REQUEST:
Copy, from the entries below, each line in which the string "badge" appears.

⁂

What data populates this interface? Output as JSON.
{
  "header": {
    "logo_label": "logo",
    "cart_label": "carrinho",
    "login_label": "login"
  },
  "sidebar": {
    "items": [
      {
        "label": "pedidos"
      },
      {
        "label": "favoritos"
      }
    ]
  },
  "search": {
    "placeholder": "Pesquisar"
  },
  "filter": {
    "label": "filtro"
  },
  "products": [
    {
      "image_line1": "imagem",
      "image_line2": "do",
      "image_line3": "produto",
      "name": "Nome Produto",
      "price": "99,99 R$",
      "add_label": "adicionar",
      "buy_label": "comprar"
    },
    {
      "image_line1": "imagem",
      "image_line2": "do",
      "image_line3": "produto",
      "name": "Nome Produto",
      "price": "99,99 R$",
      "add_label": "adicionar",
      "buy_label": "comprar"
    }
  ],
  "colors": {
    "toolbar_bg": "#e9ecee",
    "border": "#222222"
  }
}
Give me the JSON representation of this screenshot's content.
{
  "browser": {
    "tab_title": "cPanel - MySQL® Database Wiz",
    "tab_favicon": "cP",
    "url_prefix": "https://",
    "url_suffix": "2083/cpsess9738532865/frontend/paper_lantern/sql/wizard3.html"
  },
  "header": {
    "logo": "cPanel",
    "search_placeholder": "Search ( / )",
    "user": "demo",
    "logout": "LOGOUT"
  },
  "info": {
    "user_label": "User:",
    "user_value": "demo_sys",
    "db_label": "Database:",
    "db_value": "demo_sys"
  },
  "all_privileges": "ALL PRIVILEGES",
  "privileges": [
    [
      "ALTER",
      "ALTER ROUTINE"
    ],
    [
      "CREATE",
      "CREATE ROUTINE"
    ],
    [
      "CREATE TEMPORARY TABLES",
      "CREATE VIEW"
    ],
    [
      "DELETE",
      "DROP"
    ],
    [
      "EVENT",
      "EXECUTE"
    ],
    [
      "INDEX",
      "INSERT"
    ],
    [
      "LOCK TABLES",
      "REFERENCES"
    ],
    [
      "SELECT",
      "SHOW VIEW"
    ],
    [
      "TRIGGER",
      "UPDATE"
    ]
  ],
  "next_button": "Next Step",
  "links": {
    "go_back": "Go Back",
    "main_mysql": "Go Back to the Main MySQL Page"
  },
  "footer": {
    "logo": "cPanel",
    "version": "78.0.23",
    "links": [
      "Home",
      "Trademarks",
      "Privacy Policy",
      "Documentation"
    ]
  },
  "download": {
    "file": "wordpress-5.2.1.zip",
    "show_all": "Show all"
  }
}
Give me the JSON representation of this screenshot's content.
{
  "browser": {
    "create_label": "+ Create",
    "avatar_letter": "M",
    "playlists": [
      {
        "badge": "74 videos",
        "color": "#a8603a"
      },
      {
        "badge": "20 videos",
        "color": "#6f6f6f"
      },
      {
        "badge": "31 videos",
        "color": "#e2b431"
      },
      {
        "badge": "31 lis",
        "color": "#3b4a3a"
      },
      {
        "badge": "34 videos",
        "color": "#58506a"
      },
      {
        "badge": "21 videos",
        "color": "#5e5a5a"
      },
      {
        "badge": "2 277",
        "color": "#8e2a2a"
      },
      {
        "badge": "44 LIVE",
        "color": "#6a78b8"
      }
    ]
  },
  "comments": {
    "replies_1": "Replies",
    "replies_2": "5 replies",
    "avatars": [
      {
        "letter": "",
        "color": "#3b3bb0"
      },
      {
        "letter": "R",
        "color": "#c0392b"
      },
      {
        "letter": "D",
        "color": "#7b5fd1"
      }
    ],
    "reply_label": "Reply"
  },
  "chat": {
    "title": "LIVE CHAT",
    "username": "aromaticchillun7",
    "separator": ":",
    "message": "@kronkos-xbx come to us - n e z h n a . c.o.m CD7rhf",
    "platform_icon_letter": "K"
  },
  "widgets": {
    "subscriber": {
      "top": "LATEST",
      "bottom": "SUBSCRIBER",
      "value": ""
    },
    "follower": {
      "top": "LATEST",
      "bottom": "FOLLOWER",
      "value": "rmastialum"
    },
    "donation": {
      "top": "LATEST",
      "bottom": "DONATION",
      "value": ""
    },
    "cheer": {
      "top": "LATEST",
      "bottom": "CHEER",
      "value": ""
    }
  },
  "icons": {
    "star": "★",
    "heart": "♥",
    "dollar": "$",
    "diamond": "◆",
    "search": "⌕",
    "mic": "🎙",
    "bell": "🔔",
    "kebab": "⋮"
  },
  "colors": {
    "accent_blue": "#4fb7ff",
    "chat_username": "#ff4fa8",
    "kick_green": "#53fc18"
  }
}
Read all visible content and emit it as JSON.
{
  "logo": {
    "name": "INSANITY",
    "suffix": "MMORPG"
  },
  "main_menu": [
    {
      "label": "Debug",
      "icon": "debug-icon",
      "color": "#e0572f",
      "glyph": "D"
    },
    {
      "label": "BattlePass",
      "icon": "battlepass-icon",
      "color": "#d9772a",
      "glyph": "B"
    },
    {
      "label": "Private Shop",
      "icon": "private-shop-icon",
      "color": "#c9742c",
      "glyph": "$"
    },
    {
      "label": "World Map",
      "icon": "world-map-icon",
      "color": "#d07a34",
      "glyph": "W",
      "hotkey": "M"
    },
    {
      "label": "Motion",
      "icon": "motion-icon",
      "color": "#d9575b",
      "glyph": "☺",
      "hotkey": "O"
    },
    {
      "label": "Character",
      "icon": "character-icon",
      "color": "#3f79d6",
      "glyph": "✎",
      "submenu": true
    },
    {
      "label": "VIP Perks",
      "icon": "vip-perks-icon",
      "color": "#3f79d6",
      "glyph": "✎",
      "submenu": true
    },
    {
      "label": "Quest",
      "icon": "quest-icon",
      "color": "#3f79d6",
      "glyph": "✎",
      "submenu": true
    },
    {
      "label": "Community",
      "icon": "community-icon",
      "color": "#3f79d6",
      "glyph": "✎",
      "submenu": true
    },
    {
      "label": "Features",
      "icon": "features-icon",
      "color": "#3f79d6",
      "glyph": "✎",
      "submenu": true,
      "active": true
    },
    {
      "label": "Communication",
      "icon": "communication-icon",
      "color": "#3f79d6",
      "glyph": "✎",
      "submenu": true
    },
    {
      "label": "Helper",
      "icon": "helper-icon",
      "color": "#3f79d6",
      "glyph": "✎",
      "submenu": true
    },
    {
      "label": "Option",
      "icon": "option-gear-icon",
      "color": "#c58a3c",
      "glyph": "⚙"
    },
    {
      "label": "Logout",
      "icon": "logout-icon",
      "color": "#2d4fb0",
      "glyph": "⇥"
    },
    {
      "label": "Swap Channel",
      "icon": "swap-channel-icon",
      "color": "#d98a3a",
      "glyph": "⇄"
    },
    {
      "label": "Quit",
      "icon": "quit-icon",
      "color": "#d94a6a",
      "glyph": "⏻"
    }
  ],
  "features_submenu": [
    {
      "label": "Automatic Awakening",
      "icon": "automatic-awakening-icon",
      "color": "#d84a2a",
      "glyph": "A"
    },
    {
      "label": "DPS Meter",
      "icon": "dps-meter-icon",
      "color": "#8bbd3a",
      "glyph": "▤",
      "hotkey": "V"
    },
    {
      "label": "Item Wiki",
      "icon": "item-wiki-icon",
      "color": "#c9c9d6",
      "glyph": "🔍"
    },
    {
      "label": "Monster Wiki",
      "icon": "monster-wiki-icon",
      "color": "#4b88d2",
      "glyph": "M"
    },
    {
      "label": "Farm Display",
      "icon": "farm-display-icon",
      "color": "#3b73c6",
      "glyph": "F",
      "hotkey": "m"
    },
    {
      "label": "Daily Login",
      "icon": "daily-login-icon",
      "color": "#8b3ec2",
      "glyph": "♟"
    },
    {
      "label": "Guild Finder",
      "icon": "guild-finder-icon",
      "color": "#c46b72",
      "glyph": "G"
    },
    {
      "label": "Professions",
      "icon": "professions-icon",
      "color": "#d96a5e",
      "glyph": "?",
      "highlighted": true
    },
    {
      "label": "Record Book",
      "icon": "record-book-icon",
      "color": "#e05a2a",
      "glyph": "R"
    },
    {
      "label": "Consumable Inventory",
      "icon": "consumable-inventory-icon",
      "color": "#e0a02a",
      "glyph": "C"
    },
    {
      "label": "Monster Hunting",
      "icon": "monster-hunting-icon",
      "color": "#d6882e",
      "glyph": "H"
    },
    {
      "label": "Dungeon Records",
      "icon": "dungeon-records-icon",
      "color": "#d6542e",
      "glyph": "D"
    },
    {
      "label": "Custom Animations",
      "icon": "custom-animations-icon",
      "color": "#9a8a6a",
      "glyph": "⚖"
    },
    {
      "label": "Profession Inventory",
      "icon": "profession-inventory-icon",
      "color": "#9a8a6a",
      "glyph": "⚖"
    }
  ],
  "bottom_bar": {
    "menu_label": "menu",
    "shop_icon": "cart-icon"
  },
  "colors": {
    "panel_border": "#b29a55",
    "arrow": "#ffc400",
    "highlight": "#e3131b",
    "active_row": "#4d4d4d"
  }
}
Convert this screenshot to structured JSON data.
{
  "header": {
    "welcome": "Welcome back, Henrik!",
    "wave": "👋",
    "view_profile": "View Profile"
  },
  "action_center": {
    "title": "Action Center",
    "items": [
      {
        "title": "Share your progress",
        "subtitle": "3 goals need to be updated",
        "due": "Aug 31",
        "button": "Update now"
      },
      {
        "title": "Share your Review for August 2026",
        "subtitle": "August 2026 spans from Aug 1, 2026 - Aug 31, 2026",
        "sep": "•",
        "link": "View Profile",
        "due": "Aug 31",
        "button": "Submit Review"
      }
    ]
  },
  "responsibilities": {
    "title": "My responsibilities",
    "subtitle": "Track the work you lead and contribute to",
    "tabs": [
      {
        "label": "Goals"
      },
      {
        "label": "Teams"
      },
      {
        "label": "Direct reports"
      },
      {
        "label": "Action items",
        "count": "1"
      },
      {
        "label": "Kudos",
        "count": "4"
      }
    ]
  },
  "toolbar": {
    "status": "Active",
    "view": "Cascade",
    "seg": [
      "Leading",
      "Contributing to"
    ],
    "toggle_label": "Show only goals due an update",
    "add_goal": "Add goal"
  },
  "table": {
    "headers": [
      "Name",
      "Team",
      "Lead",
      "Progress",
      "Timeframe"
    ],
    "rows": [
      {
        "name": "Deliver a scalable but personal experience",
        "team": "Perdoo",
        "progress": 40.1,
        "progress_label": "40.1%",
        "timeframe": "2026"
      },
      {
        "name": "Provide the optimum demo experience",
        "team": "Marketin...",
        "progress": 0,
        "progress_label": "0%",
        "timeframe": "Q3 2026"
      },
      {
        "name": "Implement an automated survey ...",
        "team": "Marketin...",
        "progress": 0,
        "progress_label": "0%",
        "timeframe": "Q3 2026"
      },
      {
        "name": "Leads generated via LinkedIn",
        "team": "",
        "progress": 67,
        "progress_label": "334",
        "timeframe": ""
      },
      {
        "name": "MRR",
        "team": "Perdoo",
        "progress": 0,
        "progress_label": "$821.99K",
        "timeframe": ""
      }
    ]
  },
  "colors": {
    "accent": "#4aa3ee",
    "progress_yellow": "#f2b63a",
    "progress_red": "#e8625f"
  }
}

⁂

WRITTEN ANSWER:
        "badge": "74 videos",
        "badge": "20 videos",
        "badge": "31 videos",
        "badge": "31 lis",
        "badge": "34 videos",
        "badge": "21 videos",
        "badge": "2 277",
        "badge": "44 LIVE",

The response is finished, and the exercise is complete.